— begin Task data —
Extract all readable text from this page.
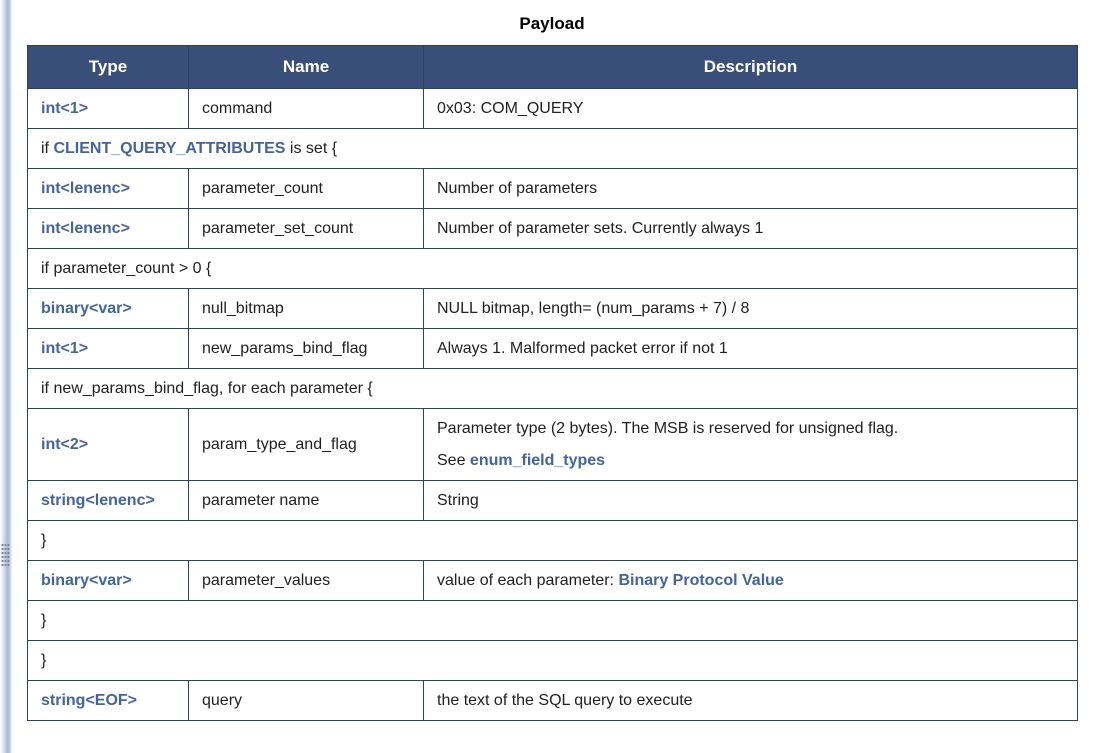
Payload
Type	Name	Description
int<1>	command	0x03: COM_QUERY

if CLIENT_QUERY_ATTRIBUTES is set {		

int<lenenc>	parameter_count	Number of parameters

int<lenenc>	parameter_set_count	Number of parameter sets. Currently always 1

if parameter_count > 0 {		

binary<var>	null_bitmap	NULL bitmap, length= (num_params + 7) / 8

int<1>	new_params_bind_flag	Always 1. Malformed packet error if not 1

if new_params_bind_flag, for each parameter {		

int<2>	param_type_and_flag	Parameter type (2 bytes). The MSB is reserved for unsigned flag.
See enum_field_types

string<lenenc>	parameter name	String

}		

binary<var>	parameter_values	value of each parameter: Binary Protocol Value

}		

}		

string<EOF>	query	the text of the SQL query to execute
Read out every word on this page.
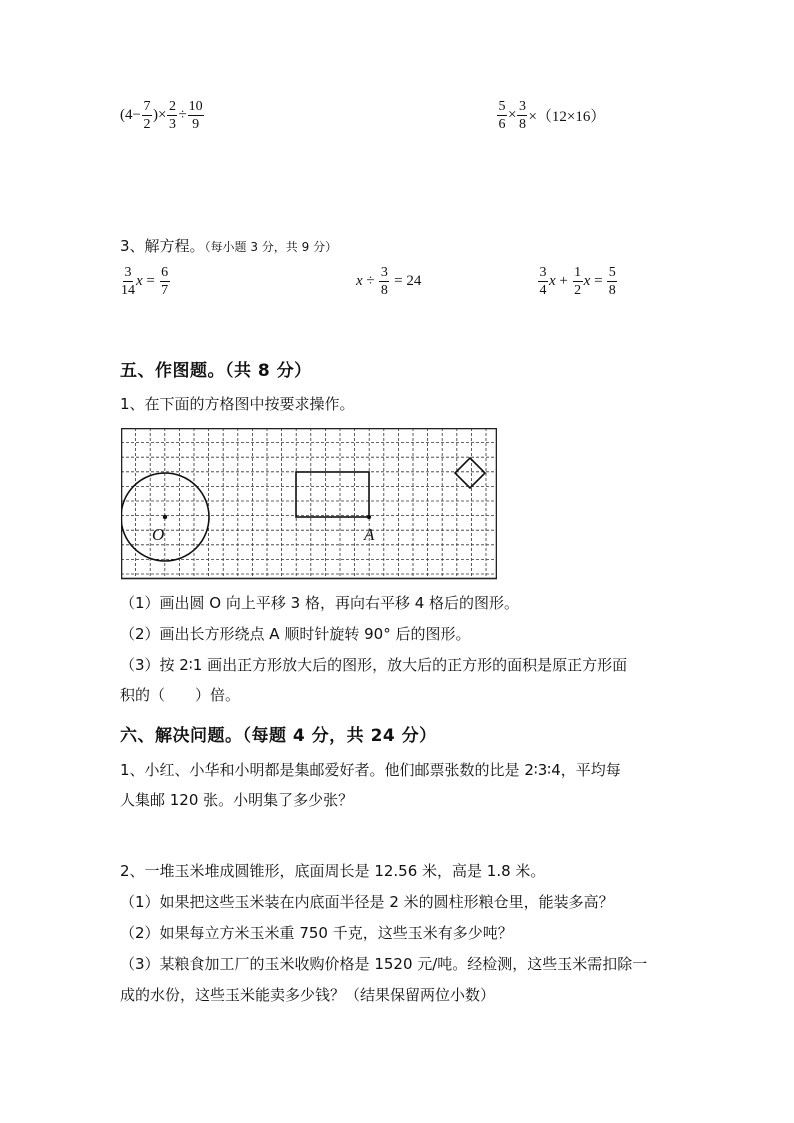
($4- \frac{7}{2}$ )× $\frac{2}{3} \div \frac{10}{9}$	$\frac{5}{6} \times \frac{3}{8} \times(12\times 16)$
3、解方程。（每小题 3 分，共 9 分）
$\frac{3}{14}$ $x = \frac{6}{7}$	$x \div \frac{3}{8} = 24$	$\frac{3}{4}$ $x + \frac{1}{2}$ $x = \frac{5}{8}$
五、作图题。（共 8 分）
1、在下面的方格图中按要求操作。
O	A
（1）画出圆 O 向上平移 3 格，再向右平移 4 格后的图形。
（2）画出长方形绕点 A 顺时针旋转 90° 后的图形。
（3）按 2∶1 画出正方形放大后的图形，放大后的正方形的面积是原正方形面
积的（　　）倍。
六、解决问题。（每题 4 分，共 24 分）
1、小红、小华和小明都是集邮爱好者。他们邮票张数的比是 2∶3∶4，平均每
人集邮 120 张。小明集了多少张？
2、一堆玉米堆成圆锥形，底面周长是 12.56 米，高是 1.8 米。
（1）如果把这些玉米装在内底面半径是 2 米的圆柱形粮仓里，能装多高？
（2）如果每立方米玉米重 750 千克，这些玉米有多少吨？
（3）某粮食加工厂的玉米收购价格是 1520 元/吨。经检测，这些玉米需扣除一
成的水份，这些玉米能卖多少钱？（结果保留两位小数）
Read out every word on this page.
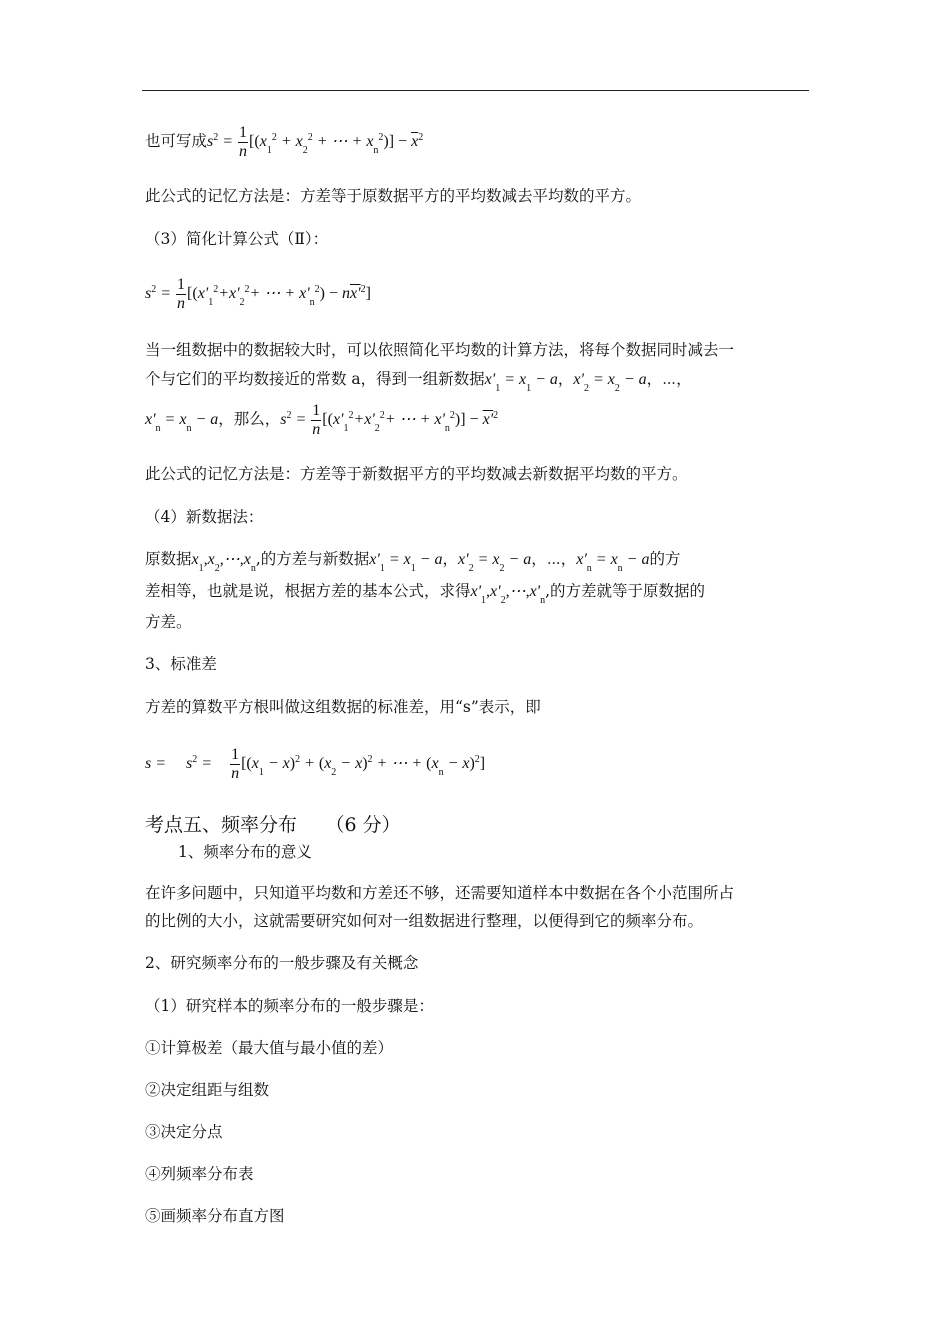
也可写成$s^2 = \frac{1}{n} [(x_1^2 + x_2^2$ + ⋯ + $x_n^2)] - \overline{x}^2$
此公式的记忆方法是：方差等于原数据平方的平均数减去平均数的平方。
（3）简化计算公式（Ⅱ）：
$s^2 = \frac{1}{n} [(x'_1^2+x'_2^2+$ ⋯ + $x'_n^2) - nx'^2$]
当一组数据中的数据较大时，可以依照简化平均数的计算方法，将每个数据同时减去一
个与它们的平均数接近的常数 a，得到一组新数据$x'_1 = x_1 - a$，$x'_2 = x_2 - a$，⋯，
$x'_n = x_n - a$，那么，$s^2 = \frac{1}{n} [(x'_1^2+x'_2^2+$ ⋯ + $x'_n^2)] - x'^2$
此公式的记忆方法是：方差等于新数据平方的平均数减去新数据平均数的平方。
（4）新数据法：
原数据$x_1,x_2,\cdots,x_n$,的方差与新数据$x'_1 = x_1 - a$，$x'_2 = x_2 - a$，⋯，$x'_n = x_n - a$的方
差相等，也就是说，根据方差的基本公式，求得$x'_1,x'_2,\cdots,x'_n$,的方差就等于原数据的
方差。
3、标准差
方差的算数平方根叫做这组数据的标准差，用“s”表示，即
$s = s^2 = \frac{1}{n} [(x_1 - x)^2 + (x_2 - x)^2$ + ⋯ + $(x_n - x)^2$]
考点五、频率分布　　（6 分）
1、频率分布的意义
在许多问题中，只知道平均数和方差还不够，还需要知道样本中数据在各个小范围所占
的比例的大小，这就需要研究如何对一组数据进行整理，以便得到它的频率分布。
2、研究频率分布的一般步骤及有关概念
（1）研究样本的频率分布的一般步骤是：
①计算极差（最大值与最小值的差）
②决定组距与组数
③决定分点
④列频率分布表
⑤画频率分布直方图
— end Task data —
Work to be completed »
Return every line above that contains the word "cdots".

Reply »
原数据$x_1,x_2,\cdots,x_n$,的方差与新数据$x'_1 = x_1 - a$，$x'_2 = x_2 - a$，⋯，$x'_n = x_n - a$的方
差相等，也就是说，根据方差的基本公式，求得$x'_1,x'_2,\cdots,x'_n$,的方差就等于原数据的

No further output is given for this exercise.